**What to work on**. Reproduce each line of the material precisely.

**Data for this exercise**.
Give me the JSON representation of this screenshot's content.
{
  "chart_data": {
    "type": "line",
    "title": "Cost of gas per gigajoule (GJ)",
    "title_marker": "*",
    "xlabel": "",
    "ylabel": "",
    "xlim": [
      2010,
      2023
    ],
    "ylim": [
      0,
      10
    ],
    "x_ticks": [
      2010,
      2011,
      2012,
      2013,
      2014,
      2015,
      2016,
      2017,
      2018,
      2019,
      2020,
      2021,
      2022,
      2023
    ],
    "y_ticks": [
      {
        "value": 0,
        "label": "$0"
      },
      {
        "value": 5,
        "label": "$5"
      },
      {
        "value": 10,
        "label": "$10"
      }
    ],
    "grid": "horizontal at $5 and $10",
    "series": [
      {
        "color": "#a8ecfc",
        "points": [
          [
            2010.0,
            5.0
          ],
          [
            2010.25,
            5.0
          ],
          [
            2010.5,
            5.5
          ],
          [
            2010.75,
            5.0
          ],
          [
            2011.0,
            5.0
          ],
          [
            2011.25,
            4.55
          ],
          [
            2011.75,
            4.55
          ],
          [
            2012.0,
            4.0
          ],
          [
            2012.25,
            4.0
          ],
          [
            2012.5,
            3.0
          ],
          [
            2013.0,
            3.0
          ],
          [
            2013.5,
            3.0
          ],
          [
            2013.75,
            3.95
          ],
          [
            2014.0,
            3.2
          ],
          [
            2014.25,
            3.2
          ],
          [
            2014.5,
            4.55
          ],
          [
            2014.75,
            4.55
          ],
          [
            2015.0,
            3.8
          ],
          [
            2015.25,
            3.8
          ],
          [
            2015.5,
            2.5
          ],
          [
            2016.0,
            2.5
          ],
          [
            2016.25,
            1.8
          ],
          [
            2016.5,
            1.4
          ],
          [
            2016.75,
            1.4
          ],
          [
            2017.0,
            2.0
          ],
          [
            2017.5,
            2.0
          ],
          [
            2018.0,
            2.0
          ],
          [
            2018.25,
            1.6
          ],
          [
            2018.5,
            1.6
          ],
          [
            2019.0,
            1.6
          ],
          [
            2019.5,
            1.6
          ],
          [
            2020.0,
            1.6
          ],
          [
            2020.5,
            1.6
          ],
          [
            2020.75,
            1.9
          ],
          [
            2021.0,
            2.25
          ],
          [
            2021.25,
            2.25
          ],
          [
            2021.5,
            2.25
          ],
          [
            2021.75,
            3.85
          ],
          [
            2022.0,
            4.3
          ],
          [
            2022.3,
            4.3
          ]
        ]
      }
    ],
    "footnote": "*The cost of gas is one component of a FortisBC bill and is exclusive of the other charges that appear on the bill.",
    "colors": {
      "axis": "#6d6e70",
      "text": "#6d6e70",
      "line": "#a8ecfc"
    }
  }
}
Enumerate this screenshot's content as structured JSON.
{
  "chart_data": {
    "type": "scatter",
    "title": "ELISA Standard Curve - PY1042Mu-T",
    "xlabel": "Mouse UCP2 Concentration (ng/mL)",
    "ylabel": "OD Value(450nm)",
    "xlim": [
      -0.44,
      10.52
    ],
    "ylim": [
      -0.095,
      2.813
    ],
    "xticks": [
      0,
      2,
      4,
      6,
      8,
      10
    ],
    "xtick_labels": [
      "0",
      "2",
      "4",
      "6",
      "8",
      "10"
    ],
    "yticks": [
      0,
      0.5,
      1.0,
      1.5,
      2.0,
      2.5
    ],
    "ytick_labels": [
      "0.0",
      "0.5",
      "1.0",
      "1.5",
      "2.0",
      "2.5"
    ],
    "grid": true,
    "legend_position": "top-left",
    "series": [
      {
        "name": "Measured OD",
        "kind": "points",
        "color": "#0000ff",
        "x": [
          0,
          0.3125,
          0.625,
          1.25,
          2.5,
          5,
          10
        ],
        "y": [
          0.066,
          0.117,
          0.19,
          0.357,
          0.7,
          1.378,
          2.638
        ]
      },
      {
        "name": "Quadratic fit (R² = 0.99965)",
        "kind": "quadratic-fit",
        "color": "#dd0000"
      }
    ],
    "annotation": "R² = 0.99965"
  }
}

**Result for this exercise**.
Give me the JSON representation of this screenshot's content.
{
  "chart_data": {
    "type": "line",
    "title": "Cost of gas per gigajoule (GJ)",
    "title_marker": "*",
    "xlabel": "",
    "ylabel": "",
    "xlim": [
      2010,
      2023
    ],
    "ylim": [
      0,
      10
    ],
    "x_ticks": [
      2010,
      2011,
      2012,
      2013,
      2014,
      2015,
      2016,
      2017,
      2018,
      2019,
      2020,
      2021,
      2022,
      2023
    ],
    "y_ticks": [
      {
        "value": 0,
        "label": "$0"
      },
      {
        "value": 5,
        "label": "$5"
      },
      {
        "value": 10,
        "label": "$10"
      }
    ],
    "grid": "horizontal at $5 and $10",
    "series": [
      {
        "color": "#a8ecfc",
        "points": [
          [
            2010.0,
            5.0
          ],
          [
            2010.25,
            5.0
          ],
          [
            2010.5,
            5.5
          ],
          [
            2010.75,
            5.0
          ],
          [
            2011.0,
            5.0
          ],
          [
            2011.25,
            4.55
          ],
          [
            2011.75,
            4.55
          ],
          [
            2012.0,
            4.0
          ],
          [
            2012.25,
            4.0
          ],
          [
            2012.5,
            3.0
          ],
          [
            2013.0,
            3.0
          ],
          [
            2013.5,
            3.0
          ],
          [
            2013.75,
            3.95
          ],
          [
            2014.0,
            3.2
          ],
          [
            2014.25,
            3.2
          ],
          [
            2014.5,
            4.55
          ],
          [
            2014.75,
            4.55
          ],
          [
            2015.0,
            3.8
          ],
          [
            2015.25,
            3.8
          ],
          [
            2015.5,
            2.5
          ],
          [
            2016.0,
            2.5
          ],
          [
            2016.25,
            1.8
          ],
          [
            2016.5,
            1.4
          ],
          [
            2016.75,
            1.4
          ],
          [
            2017.0,
            2.0
          ],
          [
            2017.5,
            2.0
          ],
          [
            2018.0,
            2.0
          ],
          [
            2018.25,
            1.6
          ],
          [
            2018.5,
            1.6
          ],
          [
            2019.0,
            1.6
          ],
          [
            2019.5,
            1.6
          ],
          [
            2020.0,
            1.6
          ],
          [
            2020.5,
            1.6
          ],
          [
            2020.75,
            1.9
          ],
          [
            2021.0,
            2.25
          ],
          [
            2021.25,
            2.25
          ],
          [
            2021.5,
            2.25
          ],
          [
            2021.75,
            3.85
          ],
          [
            2022.0,
            4.3
          ],
          [
            2022.3,
            4.3
          ]
        ]
      }
    ],
    "footnote": "*The cost of gas is one component of a FortisBC bill and is exclusive of the other charges that appear on the bill.",
    "colors": {
      "axis": "#6d6e70",
      "text": "#6d6e70",
      "line": "#a8ecfc"
    }
  }
}
Enumerate this screenshot's content as structured JSON.
{
  "chart_data": {
    "type": "scatter",
    "title": "ELISA Standard Curve - PY1042Mu-T",
    "xlabel": "Mouse UCP2 Concentration (ng/mL)",
    "ylabel": "OD Value(450nm)",
    "xlim": [
      -0.44,
      10.52
    ],
    "ylim": [
      -0.095,
      2.813
    ],
    "xticks": [
      0,
      2,
      4,
      6,
      8,
      10
    ],
    "xtick_labels": [
      "0",
      "2",
      "4",
      "6",
      "8",
      "10"
    ],
    "yticks": [
      0,
      0.5,
      1.0,
      1.5,
      2.0,
      2.5
    ],
    "ytick_labels": [
      "0.0",
      "0.5",
      "1.0",
      "1.5",
      "2.0",
      "2.5"
    ],
    "grid": true,
    "legend_position": "top-left",
    "series": [
      {
        "name": "Measured OD",
        "kind": "points",
        "color": "#0000ff",
        "x": [
          0,
          0.3125,
          0.625,
          1.25,
          2.5,
          5,
          10
        ],
        "y": [
          0.066,
          0.117,
          0.19,
          0.357,
          0.7,
          1.378,
          2.638
        ]
      },
      {
        "name": "Quadratic fit (R² = 0.99965)",
        "kind": "quadratic-fit",
        "color": "#dd0000"
      }
    ],
    "annotation": "R² = 0.99965"
  }
}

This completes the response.